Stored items
________

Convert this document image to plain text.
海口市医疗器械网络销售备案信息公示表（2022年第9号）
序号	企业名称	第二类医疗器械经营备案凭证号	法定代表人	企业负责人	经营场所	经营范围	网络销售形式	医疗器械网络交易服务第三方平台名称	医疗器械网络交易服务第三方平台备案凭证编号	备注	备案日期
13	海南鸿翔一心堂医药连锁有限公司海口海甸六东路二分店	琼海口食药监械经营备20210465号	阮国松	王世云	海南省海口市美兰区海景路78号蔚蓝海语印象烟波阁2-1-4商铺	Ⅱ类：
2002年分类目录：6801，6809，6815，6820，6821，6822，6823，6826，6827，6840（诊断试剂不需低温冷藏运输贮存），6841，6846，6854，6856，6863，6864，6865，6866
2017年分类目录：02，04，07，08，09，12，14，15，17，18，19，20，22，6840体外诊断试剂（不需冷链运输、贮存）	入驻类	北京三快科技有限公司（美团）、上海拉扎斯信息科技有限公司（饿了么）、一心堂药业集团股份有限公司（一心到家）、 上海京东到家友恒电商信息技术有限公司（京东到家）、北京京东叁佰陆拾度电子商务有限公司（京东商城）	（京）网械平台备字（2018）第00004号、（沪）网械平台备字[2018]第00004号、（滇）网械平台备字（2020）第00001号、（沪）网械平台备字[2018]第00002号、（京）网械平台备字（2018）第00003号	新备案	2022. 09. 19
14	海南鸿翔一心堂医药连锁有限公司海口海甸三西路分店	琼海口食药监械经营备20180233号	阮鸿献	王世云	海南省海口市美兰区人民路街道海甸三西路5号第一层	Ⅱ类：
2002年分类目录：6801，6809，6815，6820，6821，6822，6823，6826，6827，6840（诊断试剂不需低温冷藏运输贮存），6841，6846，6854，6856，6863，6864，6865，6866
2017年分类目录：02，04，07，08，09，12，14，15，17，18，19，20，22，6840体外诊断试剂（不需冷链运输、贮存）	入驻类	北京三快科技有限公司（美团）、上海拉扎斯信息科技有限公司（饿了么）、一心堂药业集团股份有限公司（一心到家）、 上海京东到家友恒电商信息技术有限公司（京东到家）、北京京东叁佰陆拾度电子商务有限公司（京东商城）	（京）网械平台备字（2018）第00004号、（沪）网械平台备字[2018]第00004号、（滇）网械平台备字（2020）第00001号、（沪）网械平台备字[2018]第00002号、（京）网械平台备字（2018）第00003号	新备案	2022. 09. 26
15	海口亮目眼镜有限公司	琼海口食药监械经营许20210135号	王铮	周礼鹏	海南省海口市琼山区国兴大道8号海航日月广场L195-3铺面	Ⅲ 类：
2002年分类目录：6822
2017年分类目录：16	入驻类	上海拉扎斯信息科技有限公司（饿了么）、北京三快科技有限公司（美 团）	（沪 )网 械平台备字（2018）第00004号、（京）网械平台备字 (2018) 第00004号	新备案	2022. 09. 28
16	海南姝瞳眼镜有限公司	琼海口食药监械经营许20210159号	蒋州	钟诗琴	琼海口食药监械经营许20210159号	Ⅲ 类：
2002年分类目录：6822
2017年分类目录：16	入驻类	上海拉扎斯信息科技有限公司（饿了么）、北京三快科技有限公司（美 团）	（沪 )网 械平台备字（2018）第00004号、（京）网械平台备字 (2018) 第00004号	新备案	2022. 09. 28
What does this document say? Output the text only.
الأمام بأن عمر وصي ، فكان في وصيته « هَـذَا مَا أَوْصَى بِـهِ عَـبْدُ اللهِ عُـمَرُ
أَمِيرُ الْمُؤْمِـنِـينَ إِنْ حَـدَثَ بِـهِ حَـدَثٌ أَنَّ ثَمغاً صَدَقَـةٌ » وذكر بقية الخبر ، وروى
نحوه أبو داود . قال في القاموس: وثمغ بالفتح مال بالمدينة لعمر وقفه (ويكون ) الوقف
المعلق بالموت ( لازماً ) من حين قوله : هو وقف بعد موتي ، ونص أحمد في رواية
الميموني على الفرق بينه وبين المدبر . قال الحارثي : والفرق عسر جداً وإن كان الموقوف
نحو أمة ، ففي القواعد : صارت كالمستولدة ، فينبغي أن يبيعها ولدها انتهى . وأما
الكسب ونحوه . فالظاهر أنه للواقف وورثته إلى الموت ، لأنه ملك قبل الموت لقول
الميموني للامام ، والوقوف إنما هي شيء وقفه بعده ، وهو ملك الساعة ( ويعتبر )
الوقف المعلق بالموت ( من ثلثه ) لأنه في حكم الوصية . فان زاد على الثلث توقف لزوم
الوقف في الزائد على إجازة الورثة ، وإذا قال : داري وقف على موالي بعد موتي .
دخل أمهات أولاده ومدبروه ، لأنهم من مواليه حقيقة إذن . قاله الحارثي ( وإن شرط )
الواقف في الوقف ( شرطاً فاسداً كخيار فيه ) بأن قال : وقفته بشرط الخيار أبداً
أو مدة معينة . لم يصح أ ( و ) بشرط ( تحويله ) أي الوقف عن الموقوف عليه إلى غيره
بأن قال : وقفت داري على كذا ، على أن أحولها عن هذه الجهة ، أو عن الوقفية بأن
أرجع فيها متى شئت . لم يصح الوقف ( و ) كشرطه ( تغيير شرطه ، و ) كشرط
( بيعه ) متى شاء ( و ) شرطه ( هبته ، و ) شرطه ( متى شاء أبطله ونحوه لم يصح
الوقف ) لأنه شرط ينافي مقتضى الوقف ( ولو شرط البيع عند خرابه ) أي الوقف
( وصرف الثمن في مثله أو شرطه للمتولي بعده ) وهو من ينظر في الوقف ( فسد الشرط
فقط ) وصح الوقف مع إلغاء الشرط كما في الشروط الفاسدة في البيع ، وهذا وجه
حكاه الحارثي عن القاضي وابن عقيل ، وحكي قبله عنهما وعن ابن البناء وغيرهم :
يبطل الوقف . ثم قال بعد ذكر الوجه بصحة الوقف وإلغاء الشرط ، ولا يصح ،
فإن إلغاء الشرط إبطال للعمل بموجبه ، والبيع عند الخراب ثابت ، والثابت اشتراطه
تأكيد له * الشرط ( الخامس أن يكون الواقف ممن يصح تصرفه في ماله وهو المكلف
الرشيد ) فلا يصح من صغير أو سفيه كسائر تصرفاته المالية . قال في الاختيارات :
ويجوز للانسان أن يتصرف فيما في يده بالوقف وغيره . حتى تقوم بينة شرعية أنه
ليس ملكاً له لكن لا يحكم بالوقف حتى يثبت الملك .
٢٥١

________

Would you reproduce the material above in full, exactly as given?

Convert this document image to plain text.
海口市医疗器械网络销售备案信息公示表（2022年第9号）
序号	企业名称	第二类医疗器械经营备案凭证号	法定代表人	企业负责人	经营场所	经营范围	网络销售形式	医疗器械网络交易服务第三方平台名称	医疗器械网络交易服务第三方平台备案凭证编号	备注	备案日期
13	海南鸿翔一心堂医药连锁有限公司海口海甸六东路二分店	琼海口食药监械经营备20210465号	阮国松	王世云	海南省海口市美兰区海景路78号蔚蓝海语印象烟波阁2-1-4商铺	Ⅱ类：
2002年分类目录：6801，6809，6815，6820，6821，6822，6823，6826，6827，6840（诊断试剂不需低温冷藏运输贮存），6841，6846，6854，6856，6863，6864，6865，6866
2017年分类目录：02，04，07，08，09，12，14，15，17，18，19，20，22，6840体外诊断试剂（不需冷链运输、贮存）	入驻类	北京三快科技有限公司（美团）、上海拉扎斯信息科技有限公司（饿了么）、一心堂药业集团股份有限公司（一心到家）、 上海京东到家友恒电商信息技术有限公司（京东到家）、北京京东叁佰陆拾度电子商务有限公司（京东商城）	（京）网械平台备字（2018）第00004号、（沪）网械平台备字[2018]第00004号、（滇）网械平台备字（2020）第00001号、（沪）网械平台备字[2018]第00002号、（京）网械平台备字（2018）第00003号	新备案	2022. 09. 19
14	海南鸿翔一心堂医药连锁有限公司海口海甸三西路分店	琼海口食药监械经营备20180233号	阮鸿献	王世云	海南省海口市美兰区人民路街道海甸三西路5号第一层	Ⅱ类：
2002年分类目录：6801，6809，6815，6820，6821，6822，6823，6826，6827，6840（诊断试剂不需低温冷藏运输贮存），6841，6846，6854，6856，6863，6864，6865，6866
2017年分类目录：02，04，07，08，09，12，14，15，17，18，19，20，22，6840体外诊断试剂（不需冷链运输、贮存）	入驻类	北京三快科技有限公司（美团）、上海拉扎斯信息科技有限公司（饿了么）、一心堂药业集团股份有限公司（一心到家）、 上海京东到家友恒电商信息技术有限公司（京东到家）、北京京东叁佰陆拾度电子商务有限公司（京东商城）	（京）网械平台备字（2018）第00004号、（沪）网械平台备字[2018]第00004号、（滇）网械平台备字（2020）第00001号、（沪）网械平台备字[2018]第00002号、（京）网械平台备字（2018）第00003号	新备案	2022. 09. 26
15	海口亮目眼镜有限公司	琼海口食药监械经营许20210135号	王铮	周礼鹏	海南省海口市琼山区国兴大道8号海航日月广场L195-3铺面	Ⅲ 类：
2002年分类目录：6822
2017年分类目录：16	入驻类	上海拉扎斯信息科技有限公司（饿了么）、北京三快科技有限公司（美 团）	（沪 )网 械平台备字（2018）第00004号、（京）网械平台备字 (2018) 第00004号	新备案	2022. 09. 28
16	海南姝瞳眼镜有限公司	琼海口食药监械经营许20210159号	蒋州	钟诗琴	琼海口食药监械经营许20210159号	Ⅲ 类：
2002年分类目录：6822
2017年分类目录：16	入驻类	上海拉扎斯信息科技有限公司（饿了么）、北京三快科技有限公司（美 团）	（沪 )网 械平台备字（2018）第00004号、（京）网械平台备字 (2018) 第00004号	新备案	2022. 09. 28
What does this document say? Output the text only.
الأمام بأن عمر وصي ، فكان في وصيته « هَـذَا مَا أَوْصَى بِـهِ عَـبْدُ اللهِ عُـمَرُ
أَمِيرُ الْمُؤْمِـنِـينَ إِنْ حَـدَثَ بِـهِ حَـدَثٌ أَنَّ ثَمغاً صَدَقَـةٌ » وذكر بقية الخبر ، وروى
نحوه أبو داود . قال في القاموس: وثمغ بالفتح مال بالمدينة لعمر وقفه (ويكون ) الوقف
المعلق بالموت ( لازماً ) من حين قوله : هو وقف بعد موتي ، ونص أحمد في رواية
الميموني على الفرق بينه وبين المدبر . قال الحارثي : والفرق عسر جداً وإن كان الموقوف
نحو أمة ، ففي القواعد : صارت كالمستولدة ، فينبغي أن يبيعها ولدها انتهى . وأما
الكسب ونحوه . فالظاهر أنه للواقف وورثته إلى الموت ، لأنه ملك قبل الموت لقول
الميموني للامام ، والوقوف إنما هي شيء وقفه بعده ، وهو ملك الساعة ( ويعتبر )
الوقف المعلق بالموت ( من ثلثه ) لأنه في حكم الوصية . فان زاد على الثلث توقف لزوم
الوقف في الزائد على إجازة الورثة ، وإذا قال : داري وقف على موالي بعد موتي .
دخل أمهات أولاده ومدبروه ، لأنهم من مواليه حقيقة إذن . قاله الحارثي ( وإن شرط )
الواقف في الوقف ( شرطاً فاسداً كخيار فيه ) بأن قال : وقفته بشرط الخيار أبداً
أو مدة معينة . لم يصح أ ( و ) بشرط ( تحويله ) أي الوقف عن الموقوف عليه إلى غيره
بأن قال : وقفت داري على كذا ، على أن أحولها عن هذه الجهة ، أو عن الوقفية بأن
أرجع فيها متى شئت . لم يصح الوقف ( و ) كشرطه ( تغيير شرطه ، و ) كشرط
( بيعه ) متى شاء ( و ) شرطه ( هبته ، و ) شرطه ( متى شاء أبطله ونحوه لم يصح
الوقف ) لأنه شرط ينافي مقتضى الوقف ( ولو شرط البيع عند خرابه ) أي الوقف
( وصرف الثمن في مثله أو شرطه للمتولي بعده ) وهو من ينظر في الوقف ( فسد الشرط
فقط ) وصح الوقف مع إلغاء الشرط كما في الشروط الفاسدة في البيع ، وهذا وجه
حكاه الحارثي عن القاضي وابن عقيل ، وحكي قبله عنهما وعن ابن البناء وغيرهم :
يبطل الوقف . ثم قال بعد ذكر الوجه بصحة الوقف وإلغاء الشرط ، ولا يصح ،
فإن إلغاء الشرط إبطال للعمل بموجبه ، والبيع عند الخراب ثابت ، والثابت اشتراطه
تأكيد له * الشرط ( الخامس أن يكون الواقف ممن يصح تصرفه في ماله وهو المكلف
الرشيد ) فلا يصح من صغير أو سفيه كسائر تصرفاته المالية . قال في الاختيارات :
ويجوز للانسان أن يتصرف فيما في يده بالوقف وغيره . حتى تقوم بينة شرعية أنه
ليس ملكاً له لكن لا يحكم بالوقف حتى يثبت الملك .
٢٥١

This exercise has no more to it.